Only the pictures are omitted; repeat all other data exactly.
== Entries
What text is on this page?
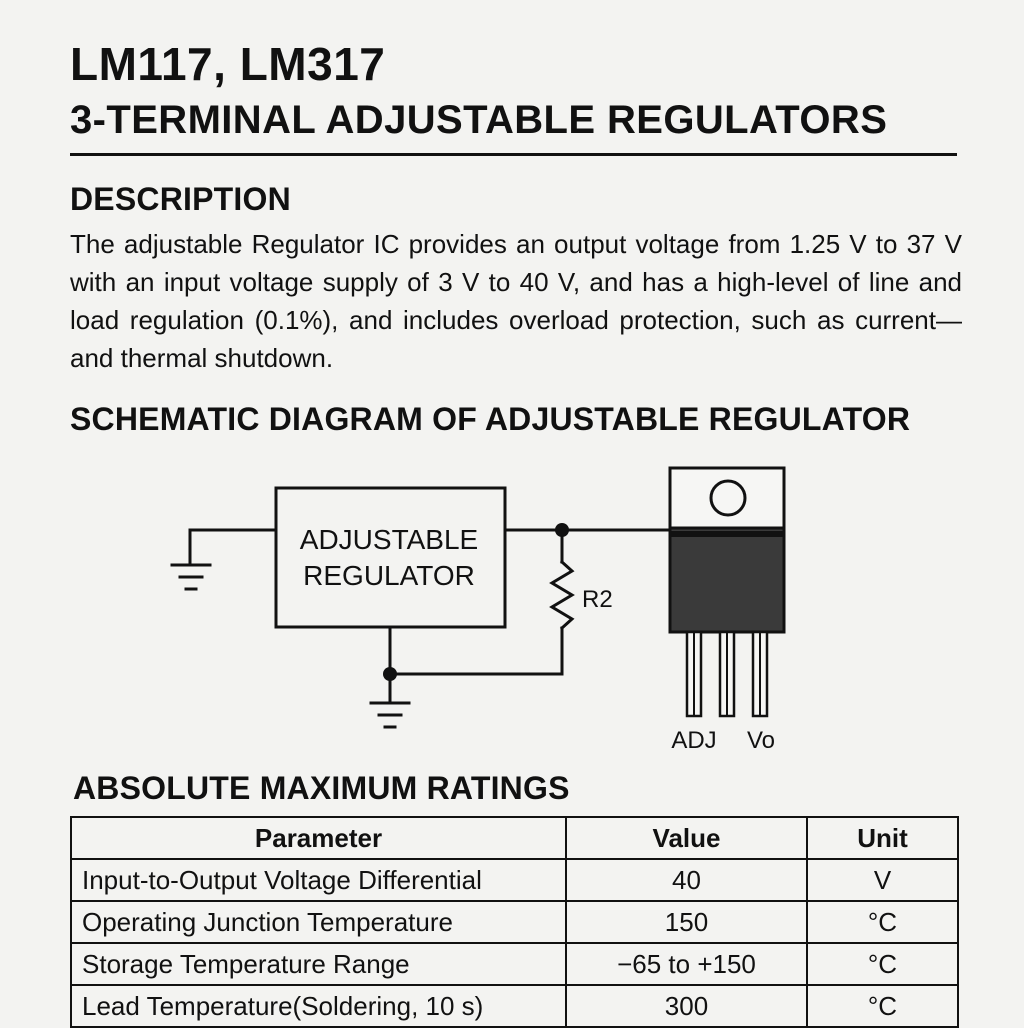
LM117, LM317
3-TERMINAL ADJUSTABLE REGULATORS
DESCRIPTION
The adjustable Regulator IC provides an output voltage from 1.25 V to 37 V with an input voltage supply of 3 V to 40 V, and has a high-level of line and load regulation (0.1%), and includes overload protection, such as current— and thermal shutdown.
SCHEMATIC DIAGRAM OF ADJUSTABLE REGULATOR
ADJUSTABLE
REGULATOR
R2
ADJ Vo
ABSOLUTE MAXIMUM RATINGS
Parameter	Value	Unit
Input-to-Output Voltage Differential	40	V
Operating Junction Temperature	150	°C
Storage Temperature Range	−65 to +150	°C
Lead Temperature(Soldering, 10 s)	300	°C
====
## Reply to the exercise
What text is on this page?
LM117, LM317
3-TERMINAL ADJUSTABLE REGULATORS
DESCRIPTION
The adjustable Regulator IC provides an output voltage from 1.25 V to 37 V with an input voltage supply of 3 V to 40 V, and has a high-level of line and load regulation (0.1%), and includes overload protection, such as current— and thermal shutdown.
SCHEMATIC DIAGRAM OF ADJUSTABLE REGULATOR
ADJUSTABLE
REGULATOR
R2
ADJ Vo
ABSOLUTE MAXIMUM RATINGS
Parameter	Value	Unit
Input-to-Output Voltage Differential	40	V
Operating Junction Temperature	150	°C
Storage Temperature Range	−65 to +150	°C
Lead Temperature(Soldering, 10 s)	300	°C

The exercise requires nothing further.